[Written exercise] Print the listing as it stands, omitting all images.

[Task inputs]
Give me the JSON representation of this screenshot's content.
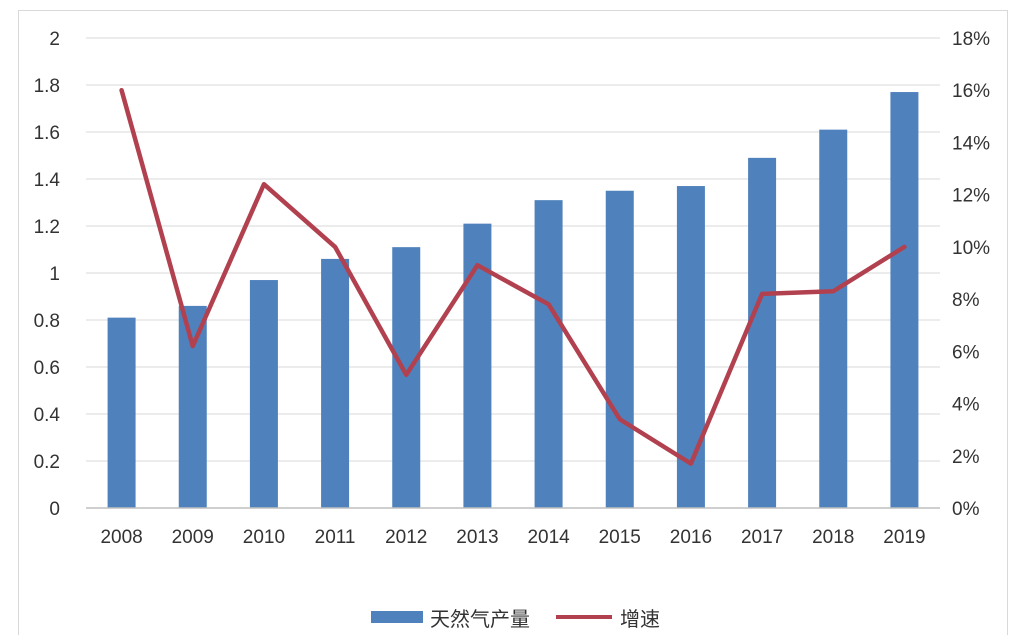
{
  "chart_data": {
    "type": "bar",
    "categories": [
      "2008",
      "2009",
      "2010",
      "2011",
      "2012",
      "2013",
      "2014",
      "2015",
      "2016",
      "2017",
      "2018",
      "2019"
    ],
    "series": [
      {
        "name": "天然气产量",
        "type": "bar",
        "axis": "left",
        "color": "#4f81bd",
        "values": [
          0.81,
          0.86,
          0.97,
          1.06,
          1.11,
          1.21,
          1.31,
          1.35,
          1.37,
          1.49,
          1.61,
          1.77
        ]
      },
      {
        "name": "增速",
        "type": "line",
        "axis": "right",
        "color": "#b2414f",
        "values": [
          0.16,
          0.062,
          0.124,
          0.1,
          0.051,
          0.093,
          0.078,
          0.034,
          0.017,
          0.082,
          0.083,
          0.1
        ]
      }
    ],
    "y_left": {
      "min": 0,
      "max": 2,
      "ticks": [
        "0",
        "0.2",
        "0.4",
        "0.6",
        "0.8",
        "1",
        "1.2",
        "1.4",
        "1.6",
        "1.8",
        "2"
      ]
    },
    "y_right": {
      "min": 0,
      "max": 0.18,
      "ticks": [
        "0%",
        "2%",
        "4%",
        "6%",
        "8%",
        "10%",
        "12%",
        "14%",
        "16%",
        "18%"
      ]
    },
    "grid": true,
    "legend_position": "bottom"
  }
}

[The answer]
Give me the JSON representation of this screenshot's content.
{
  "chart_data": {
    "type": "bar",
    "categories": [
      "2008",
      "2009",
      "2010",
      "2011",
      "2012",
      "2013",
      "2014",
      "2015",
      "2016",
      "2017",
      "2018",
      "2019"
    ],
    "series": [
      {
        "name": "天然气产量",
        "type": "bar",
        "axis": "left",
        "color": "#4f81bd",
        "values": [
          0.81,
          0.86,
          0.97,
          1.06,
          1.11,
          1.21,
          1.31,
          1.35,
          1.37,
          1.49,
          1.61,
          1.77
        ]
      },
      {
        "name": "增速",
        "type": "line",
        "axis": "right",
        "color": "#b2414f",
        "values": [
          0.16,
          0.062,
          0.124,
          0.1,
          0.051,
          0.093,
          0.078,
          0.034,
          0.017,
          0.082,
          0.083,
          0.1
        ]
      }
    ],
    "y_left": {
      "min": 0,
      "max": 2,
      "ticks": [
        "0",
        "0.2",
        "0.4",
        "0.6",
        "0.8",
        "1",
        "1.2",
        "1.4",
        "1.6",
        "1.8",
        "2"
      ]
    },
    "y_right": {
      "min": 0,
      "max": 0.18,
      "ticks": [
        "0%",
        "2%",
        "4%",
        "6%",
        "8%",
        "10%",
        "12%",
        "14%",
        "16%",
        "18%"
      ]
    },
    "grid": true,
    "legend_position": "bottom"
  }
}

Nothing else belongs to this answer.